Objective: How many lines in the records below hold the string "steel"? Please answer with the number and nothing more.

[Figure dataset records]
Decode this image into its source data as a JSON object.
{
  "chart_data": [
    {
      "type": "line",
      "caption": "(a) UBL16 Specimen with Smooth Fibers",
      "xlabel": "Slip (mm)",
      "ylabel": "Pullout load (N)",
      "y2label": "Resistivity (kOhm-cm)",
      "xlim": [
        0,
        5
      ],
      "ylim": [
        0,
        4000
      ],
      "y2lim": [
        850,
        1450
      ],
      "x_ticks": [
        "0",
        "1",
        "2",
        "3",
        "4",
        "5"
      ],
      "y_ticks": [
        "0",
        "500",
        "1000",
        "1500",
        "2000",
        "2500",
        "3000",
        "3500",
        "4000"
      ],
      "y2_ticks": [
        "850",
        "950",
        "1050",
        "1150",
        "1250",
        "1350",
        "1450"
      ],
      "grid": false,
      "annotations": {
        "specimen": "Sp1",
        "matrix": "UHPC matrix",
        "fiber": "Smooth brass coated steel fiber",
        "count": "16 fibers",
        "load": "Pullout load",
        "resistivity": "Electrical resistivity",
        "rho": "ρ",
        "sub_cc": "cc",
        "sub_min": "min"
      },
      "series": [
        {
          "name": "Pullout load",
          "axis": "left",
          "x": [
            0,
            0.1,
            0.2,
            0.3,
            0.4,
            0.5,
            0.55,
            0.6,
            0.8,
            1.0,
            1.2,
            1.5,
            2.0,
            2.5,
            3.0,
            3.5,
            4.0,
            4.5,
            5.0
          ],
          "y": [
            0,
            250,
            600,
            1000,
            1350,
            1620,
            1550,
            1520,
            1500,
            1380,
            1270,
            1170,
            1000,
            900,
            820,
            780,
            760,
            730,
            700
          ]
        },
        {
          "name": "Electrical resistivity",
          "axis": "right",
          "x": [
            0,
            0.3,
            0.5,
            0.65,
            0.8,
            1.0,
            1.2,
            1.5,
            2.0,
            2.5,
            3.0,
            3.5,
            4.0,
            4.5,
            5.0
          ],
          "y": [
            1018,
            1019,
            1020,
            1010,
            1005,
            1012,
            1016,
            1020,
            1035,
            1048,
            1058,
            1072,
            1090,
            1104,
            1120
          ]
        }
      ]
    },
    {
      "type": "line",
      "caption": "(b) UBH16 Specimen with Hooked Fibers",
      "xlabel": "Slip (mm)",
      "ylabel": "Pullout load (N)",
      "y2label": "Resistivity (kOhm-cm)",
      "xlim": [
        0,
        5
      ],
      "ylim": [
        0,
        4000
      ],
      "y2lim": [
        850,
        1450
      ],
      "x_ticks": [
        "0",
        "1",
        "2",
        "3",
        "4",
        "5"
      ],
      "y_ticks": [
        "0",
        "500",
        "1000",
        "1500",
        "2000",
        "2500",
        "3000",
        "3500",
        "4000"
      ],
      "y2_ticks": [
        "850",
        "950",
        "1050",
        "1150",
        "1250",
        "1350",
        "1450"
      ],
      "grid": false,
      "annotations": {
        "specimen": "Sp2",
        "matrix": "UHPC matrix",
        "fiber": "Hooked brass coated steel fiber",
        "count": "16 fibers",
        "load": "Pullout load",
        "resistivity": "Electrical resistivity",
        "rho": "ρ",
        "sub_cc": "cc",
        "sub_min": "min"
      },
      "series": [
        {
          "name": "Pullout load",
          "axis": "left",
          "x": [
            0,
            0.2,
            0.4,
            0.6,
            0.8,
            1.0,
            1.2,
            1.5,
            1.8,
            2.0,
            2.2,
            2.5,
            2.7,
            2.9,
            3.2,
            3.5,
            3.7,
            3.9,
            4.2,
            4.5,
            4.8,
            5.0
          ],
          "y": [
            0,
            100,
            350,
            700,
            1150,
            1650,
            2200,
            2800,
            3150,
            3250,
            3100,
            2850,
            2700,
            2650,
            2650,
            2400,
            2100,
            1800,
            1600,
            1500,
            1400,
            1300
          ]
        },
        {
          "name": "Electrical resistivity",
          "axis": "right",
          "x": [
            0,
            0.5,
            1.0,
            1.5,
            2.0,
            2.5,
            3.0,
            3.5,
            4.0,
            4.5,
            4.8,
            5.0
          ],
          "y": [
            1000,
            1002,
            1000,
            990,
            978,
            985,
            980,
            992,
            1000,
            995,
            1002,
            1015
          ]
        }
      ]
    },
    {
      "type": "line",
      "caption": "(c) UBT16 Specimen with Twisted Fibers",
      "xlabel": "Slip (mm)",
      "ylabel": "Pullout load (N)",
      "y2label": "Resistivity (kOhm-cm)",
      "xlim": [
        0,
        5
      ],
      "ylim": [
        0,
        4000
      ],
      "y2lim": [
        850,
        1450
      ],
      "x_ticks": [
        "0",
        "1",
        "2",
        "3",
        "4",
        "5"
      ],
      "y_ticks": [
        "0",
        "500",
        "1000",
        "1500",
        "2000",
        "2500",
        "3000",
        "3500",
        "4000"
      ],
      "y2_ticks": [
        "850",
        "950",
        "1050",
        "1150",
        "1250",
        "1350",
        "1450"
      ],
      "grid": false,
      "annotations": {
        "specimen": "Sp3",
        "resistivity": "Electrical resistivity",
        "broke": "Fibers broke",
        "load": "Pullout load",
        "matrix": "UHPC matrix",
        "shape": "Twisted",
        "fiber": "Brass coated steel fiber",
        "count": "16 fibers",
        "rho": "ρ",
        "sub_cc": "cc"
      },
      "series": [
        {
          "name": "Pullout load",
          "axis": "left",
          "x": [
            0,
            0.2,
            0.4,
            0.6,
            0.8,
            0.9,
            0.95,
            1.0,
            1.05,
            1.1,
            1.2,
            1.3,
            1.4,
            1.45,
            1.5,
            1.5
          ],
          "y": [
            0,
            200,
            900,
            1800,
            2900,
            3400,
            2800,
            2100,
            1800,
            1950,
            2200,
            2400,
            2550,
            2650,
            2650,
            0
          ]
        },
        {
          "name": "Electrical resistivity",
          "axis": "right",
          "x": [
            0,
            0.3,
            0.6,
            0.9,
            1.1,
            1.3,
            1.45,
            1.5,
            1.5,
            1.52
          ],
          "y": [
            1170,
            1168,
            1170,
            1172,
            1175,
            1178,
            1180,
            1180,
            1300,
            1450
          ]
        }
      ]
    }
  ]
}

Complete output: 3